AIM OF THE EXERCISE: Every line in the listing is to be echoed verbatim.

RECORDS:

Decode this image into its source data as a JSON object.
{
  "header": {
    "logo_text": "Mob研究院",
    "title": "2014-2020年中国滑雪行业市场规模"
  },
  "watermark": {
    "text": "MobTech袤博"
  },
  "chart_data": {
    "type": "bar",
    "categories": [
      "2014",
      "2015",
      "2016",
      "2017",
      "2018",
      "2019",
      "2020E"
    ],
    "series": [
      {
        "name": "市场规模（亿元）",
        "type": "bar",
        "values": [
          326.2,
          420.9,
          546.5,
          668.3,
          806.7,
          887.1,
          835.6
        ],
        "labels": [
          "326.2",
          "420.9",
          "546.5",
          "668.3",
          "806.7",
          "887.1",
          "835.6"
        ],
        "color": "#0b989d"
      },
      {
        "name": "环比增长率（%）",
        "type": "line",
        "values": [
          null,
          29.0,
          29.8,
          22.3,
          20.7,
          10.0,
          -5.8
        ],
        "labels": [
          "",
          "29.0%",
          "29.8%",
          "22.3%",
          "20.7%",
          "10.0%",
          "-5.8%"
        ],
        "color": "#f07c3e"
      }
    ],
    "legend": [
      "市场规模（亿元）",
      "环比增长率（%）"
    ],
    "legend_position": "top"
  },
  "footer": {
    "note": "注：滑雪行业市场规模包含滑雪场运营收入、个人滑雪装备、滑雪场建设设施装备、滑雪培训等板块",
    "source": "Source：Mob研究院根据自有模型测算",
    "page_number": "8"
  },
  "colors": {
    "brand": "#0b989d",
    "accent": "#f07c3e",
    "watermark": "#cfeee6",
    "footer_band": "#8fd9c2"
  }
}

TASK RESULT:
Decode this image into its source data as a JSON object.
{
  "header": {
    "logo_text": "Mob研究院",
    "title": "2014-2020年中国滑雪行业市场规模"
  },
  "watermark": {
    "text": "MobTech袤博"
  },
  "chart_data": {
    "type": "bar",
    "categories": [
      "2014",
      "2015",
      "2016",
      "2017",
      "2018",
      "2019",
      "2020E"
    ],
    "series": [
      {
        "name": "市场规模（亿元）",
        "type": "bar",
        "values": [
          326.2,
          420.9,
          546.5,
          668.3,
          806.7,
          887.1,
          835.6
        ],
        "labels": [
          "326.2",
          "420.9",
          "546.5",
          "668.3",
          "806.7",
          "887.1",
          "835.6"
        ],
        "color": "#0b989d"
      },
      {
        "name": "环比增长率（%）",
        "type": "line",
        "values": [
          null,
          29.0,
          29.8,
          22.3,
          20.7,
          10.0,
          -5.8
        ],
        "labels": [
          "",
          "29.0%",
          "29.8%",
          "22.3%",
          "20.7%",
          "10.0%",
          "-5.8%"
        ],
        "color": "#f07c3e"
      }
    ],
    "legend": [
      "市场规模（亿元）",
      "环比增长率（%）"
    ],
    "legend_position": "top"
  },
  "footer": {
    "note": "注：滑雪行业市场规模包含滑雪场运营收入、个人滑雪装备、滑雪场建设设施装备、滑雪培训等板块",
    "source": "Source：Mob研究院根据自有模型测算",
    "page_number": "8"
  },
  "colors": {
    "brand": "#0b989d",
    "accent": "#f07c3e",
    "watermark": "#cfeee6",
    "footer_band": "#8fd9c2"
  }
}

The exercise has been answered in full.